** Start Supplied entries **
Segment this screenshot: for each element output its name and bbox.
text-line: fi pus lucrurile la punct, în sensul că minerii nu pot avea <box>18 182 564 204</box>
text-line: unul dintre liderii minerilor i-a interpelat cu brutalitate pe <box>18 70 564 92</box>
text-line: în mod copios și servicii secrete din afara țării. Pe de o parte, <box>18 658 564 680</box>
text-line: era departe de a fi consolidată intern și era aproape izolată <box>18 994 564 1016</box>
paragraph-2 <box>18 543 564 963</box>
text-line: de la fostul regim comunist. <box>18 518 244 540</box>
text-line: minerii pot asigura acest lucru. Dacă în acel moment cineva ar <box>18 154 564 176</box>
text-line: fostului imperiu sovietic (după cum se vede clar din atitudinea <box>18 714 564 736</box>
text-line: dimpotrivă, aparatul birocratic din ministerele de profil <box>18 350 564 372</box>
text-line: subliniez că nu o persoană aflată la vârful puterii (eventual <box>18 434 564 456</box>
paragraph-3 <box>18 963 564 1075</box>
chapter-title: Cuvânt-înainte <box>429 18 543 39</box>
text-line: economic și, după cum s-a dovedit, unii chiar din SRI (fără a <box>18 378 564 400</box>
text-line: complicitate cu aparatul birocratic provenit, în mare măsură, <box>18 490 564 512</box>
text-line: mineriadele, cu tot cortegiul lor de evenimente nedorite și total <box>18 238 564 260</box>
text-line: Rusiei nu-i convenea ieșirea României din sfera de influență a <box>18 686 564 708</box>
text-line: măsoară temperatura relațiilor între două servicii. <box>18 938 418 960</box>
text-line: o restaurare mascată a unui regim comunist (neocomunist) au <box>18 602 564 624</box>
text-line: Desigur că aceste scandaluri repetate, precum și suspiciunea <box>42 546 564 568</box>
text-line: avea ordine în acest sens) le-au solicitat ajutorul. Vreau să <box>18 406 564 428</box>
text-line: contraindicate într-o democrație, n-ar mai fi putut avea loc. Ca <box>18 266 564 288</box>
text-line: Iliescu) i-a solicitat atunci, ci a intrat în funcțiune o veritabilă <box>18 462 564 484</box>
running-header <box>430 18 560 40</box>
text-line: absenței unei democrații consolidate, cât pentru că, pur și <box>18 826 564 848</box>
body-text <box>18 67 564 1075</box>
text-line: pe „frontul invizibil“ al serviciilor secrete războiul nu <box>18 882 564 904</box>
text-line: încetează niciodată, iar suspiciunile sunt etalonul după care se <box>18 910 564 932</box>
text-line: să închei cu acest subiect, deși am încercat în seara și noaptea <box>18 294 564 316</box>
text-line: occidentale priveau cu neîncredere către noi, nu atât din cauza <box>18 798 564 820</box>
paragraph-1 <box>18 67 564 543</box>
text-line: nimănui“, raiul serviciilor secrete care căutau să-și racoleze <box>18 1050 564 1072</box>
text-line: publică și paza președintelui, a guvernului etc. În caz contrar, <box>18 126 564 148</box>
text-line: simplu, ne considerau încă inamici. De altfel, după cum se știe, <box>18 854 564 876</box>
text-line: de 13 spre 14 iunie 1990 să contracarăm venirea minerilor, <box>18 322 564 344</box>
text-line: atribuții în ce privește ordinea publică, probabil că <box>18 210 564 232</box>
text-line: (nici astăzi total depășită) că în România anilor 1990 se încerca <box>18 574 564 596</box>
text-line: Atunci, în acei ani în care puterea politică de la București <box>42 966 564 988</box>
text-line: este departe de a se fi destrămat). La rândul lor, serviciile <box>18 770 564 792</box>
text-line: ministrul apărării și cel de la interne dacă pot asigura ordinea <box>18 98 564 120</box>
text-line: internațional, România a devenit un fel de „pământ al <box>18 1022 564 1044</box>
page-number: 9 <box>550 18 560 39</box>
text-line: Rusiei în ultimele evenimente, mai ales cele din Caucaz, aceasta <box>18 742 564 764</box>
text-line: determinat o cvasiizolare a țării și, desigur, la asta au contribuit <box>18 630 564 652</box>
** End Supplied entries **
Copy out all of the material above line for line, changing nothing.

:: Result ::
Segment this screenshot: for each element output its name and bbox.
text-line: fi pus lucrurile la punct, în sensul că minerii nu pot avea <box>18 182 564 204</box>
text-line: unul dintre liderii minerilor i-a interpelat cu brutalitate pe <box>18 70 564 92</box>
text-line: în mod copios și servicii secrete din afara țării. Pe de o parte, <box>18 658 564 680</box>
text-line: era departe de a fi consolidată intern și era aproape izolată <box>18 994 564 1016</box>
paragraph-2 <box>18 543 564 963</box>
text-line: de la fostul regim comunist. <box>18 518 244 540</box>
text-line: minerii pot asigura acest lucru. Dacă în acel moment cineva ar <box>18 154 564 176</box>
text-line: fostului imperiu sovietic (după cum se vede clar din atitudinea <box>18 714 564 736</box>
text-line: dimpotrivă, aparatul birocratic din ministerele de profil <box>18 350 564 372</box>
text-line: subliniez că nu o persoană aflată la vârful puterii (eventual <box>18 434 564 456</box>
paragraph-3 <box>18 963 564 1075</box>
chapter-title: Cuvânt-înainte <box>429 18 543 39</box>
text-line: economic și, după cum s-a dovedit, unii chiar din SRI (fără a <box>18 378 564 400</box>
text-line: complicitate cu aparatul birocratic provenit, în mare măsură, <box>18 490 564 512</box>
text-line: mineriadele, cu tot cortegiul lor de evenimente nedorite și total <box>18 238 564 260</box>
text-line: Rusiei nu-i convenea ieșirea României din sfera de influență a <box>18 686 564 708</box>
text-line: măsoară temperatura relațiilor între două servicii. <box>18 938 418 960</box>
text-line: o restaurare mascată a unui regim comunist (neocomunist) au <box>18 602 564 624</box>
text-line: Desigur că aceste scandaluri repetate, precum și suspiciunea <box>42 546 564 568</box>
text-line: avea ordine în acest sens) le-au solicitat ajutorul. Vreau să <box>18 406 564 428</box>
text-line: contraindicate într-o democrație, n-ar mai fi putut avea loc. Ca <box>18 266 564 288</box>
text-line: Iliescu) i-a solicitat atunci, ci a intrat în funcțiune o veritabilă <box>18 462 564 484</box>
running-header <box>430 18 560 40</box>
text-line: absenței unei democrații consolidate, cât pentru că, pur și <box>18 826 564 848</box>
body-text <box>18 67 564 1075</box>
text-line: pe „frontul invizibil“ al serviciilor secrete războiul nu <box>18 882 564 904</box>
text-line: încetează niciodată, iar suspiciunile sunt etalonul după care se <box>18 910 564 932</box>
text-line: să închei cu acest subiect, deși am încercat în seara și noaptea <box>18 294 564 316</box>
text-line: occidentale priveau cu neîncredere către noi, nu atât din cauza <box>18 798 564 820</box>
paragraph-1 <box>18 67 564 543</box>
text-line: nimănui“, raiul serviciilor secrete care căutau să-și racoleze <box>18 1050 564 1072</box>
text-line: publică și paza președintelui, a guvernului etc. În caz contrar, <box>18 126 564 148</box>
text-line: simplu, ne considerau încă inamici. De altfel, după cum se știe, <box>18 854 564 876</box>
text-line: de 13 spre 14 iunie 1990 să contracarăm venirea minerilor, <box>18 322 564 344</box>
text-line: atribuții în ce privește ordinea publică, probabil că <box>18 210 564 232</box>
text-line: (nici astăzi total depășită) că în România anilor 1990 se încerca <box>18 574 564 596</box>
text-line: Atunci, în acei ani în care puterea politică de la București <box>42 966 564 988</box>
text-line: este departe de a se fi destrămat). La rândul lor, serviciile <box>18 770 564 792</box>
text-line: ministrul apărării și cel de la interne dacă pot asigura ordinea <box>18 98 564 120</box>
text-line: internațional, România a devenit un fel de „pământ al <box>18 1022 564 1044</box>
page-number: 9 <box>550 18 560 39</box>
text-line: Rusiei în ultimele evenimente, mai ales cele din Caucaz, aceasta <box>18 742 564 764</box>
text-line: determinat o cvasiizolare a țării și, desigur, la asta au contribuit <box>18 630 564 652</box>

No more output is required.